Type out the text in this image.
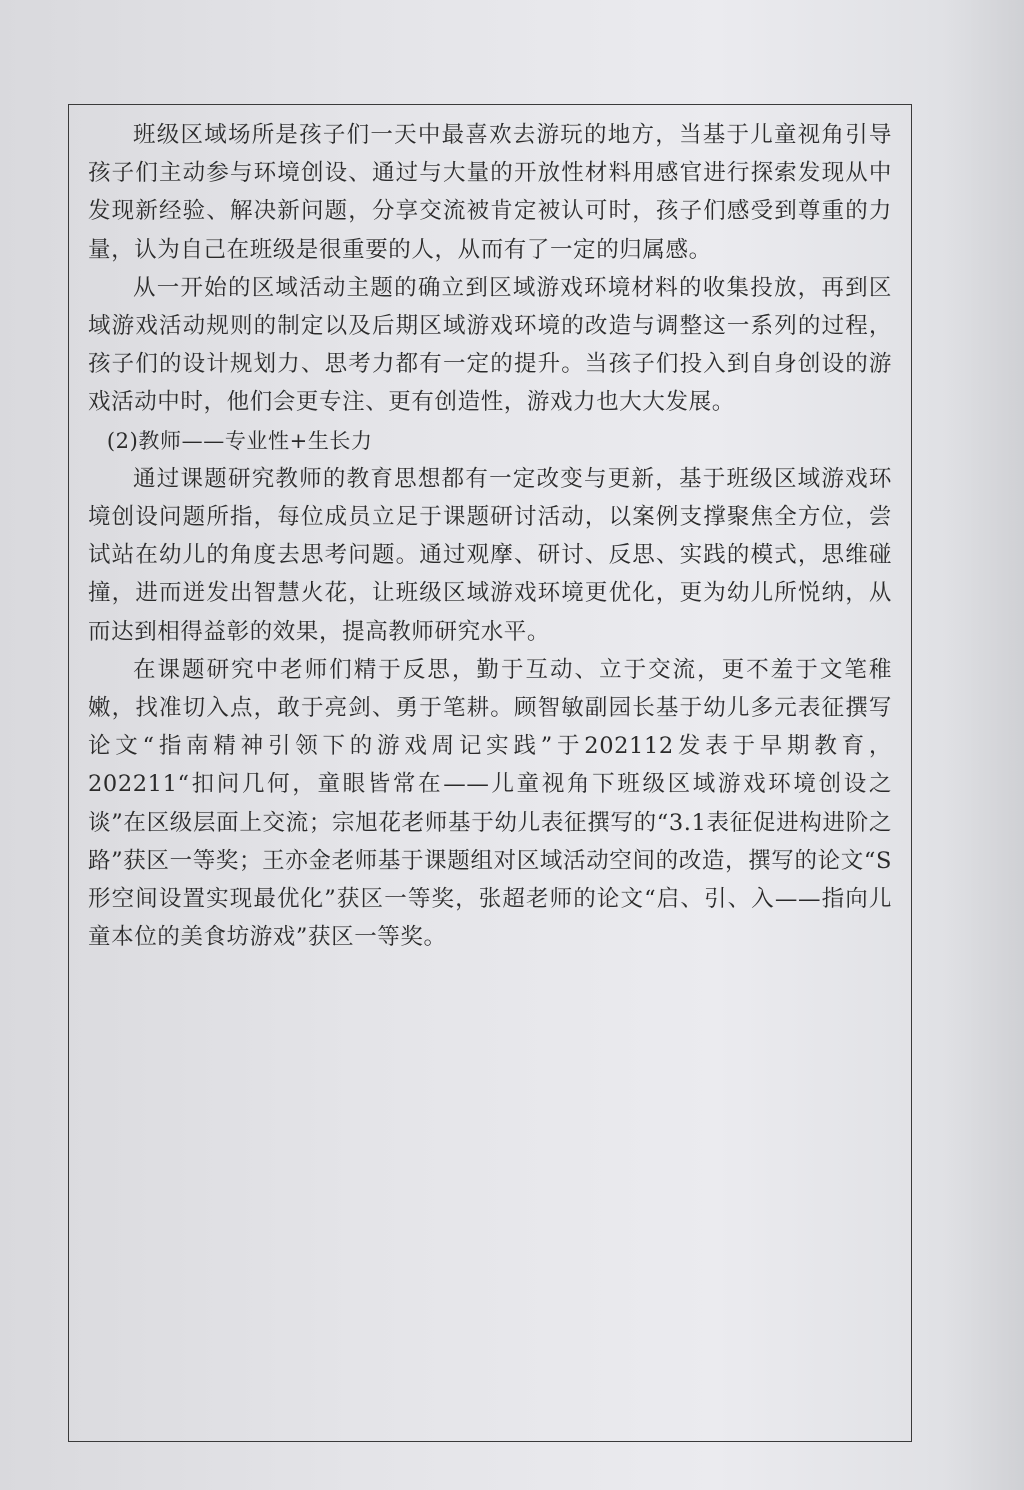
班级区域场所是孩子们一天中最喜欢去游玩的地方，当基于儿童视角引导孩子们主动参与环境创设、通过与大量的开放性材料用感官进行探索发现从中发现新经验、解决新问题，分享交流被肯定被认可时，孩子们感受到尊重的力量，认为自己在班级是很重要的人，从而有了一定的归属感。

从一开始的区域活动主题的确立到区域游戏环境材料的收集投放，再到区域游戏活动规则的制定以及后期区域游戏环境的改造与调整这一系列的过程，孩子们的设计规划力、思考力都有一定的提升。当孩子们投入到自身创设的游戏活动中时，他们会更专注、更有创造性，游戏力也大大发展。

(2)教师——专业性+生长力

通过课题研究教师的教育思想都有一定改变与更新，基于班级区域游戏环境创设问题所指，每位成员立足于课题研讨活动，以案例支撑聚焦全方位，尝试站在幼儿的角度去思考问题。通过观摩、研讨、反思、实践的模式，思维碰撞，进而迸发出智慧火花，让班级区域游戏环境更优化，更为幼儿所悦纳，从而达到相得益彰的效果，提高教师研究水平。

在课题研究中老师们精于反思，勤于互动、立于交流，更不羞于文笔稚嫩，找准切入点，敢于亮剑、勇于笔耕。顾智敏副园长基于幼儿多元表征撰写论文“指南精神引领下的游戏周记实践”于202112发表于早期教育，202211“扣问几何，童眼皆常在——儿童视角下班级区域游戏环境创设之谈”在区级层面上交流；宗旭花老师基于幼儿表征撰写的“3.1表征促进构进阶之路”获区一等奖；王亦金老师基于课题组对区域活动空间的改造，撰写的论文“S形空间设置实现最优化”获区一等奖，张超老师的论文“启、引、入——指向儿童本位的美食坊游戏”获区一等奖。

---

● Exercise directions
Write out all the entries word for word, but skip any images.

● Result of this exercise
Type out the text in this image.
班级区域场所是孩子们一天中最喜欢去游玩的地方，当基于儿童视角引导孩子们主动参与环境创设、通过与大量的开放性材料用感官进行探索发现从中发现新经验、解决新问题，分享交流被肯定被认可时，孩子们感受到尊重的力量，认为自己在班级是很重要的人，从而有了一定的归属感。

从一开始的区域活动主题的确立到区域游戏环境材料的收集投放，再到区域游戏活动规则的制定以及后期区域游戏环境的改造与调整这一系列的过程，孩子们的设计规划力、思考力都有一定的提升。当孩子们投入到自身创设的游戏活动中时，他们会更专注、更有创造性，游戏力也大大发展。

(2)教师——专业性+生长力

通过课题研究教师的教育思想都有一定改变与更新，基于班级区域游戏环境创设问题所指，每位成员立足于课题研讨活动，以案例支撑聚焦全方位，尝试站在幼儿的角度去思考问题。通过观摩、研讨、反思、实践的模式，思维碰撞，进而迸发出智慧火花，让班级区域游戏环境更优化，更为幼儿所悦纳，从而达到相得益彰的效果，提高教师研究水平。

在课题研究中老师们精于反思，勤于互动、立于交流，更不羞于文笔稚嫩，找准切入点，敢于亮剑、勇于笔耕。顾智敏副园长基于幼儿多元表征撰写论文“指南精神引领下的游戏周记实践”于202112发表于早期教育，202211“扣问几何，童眼皆常在——儿童视角下班级区域游戏环境创设之谈”在区级层面上交流；宗旭花老师基于幼儿表征撰写的“3.1表征促进构进阶之路”获区一等奖；王亦金老师基于课题组对区域活动空间的改造，撰写的论文“S形空间设置实现最优化”获区一等奖，张超老师的论文“启、引、入——指向儿童本位的美食坊游戏”获区一等奖。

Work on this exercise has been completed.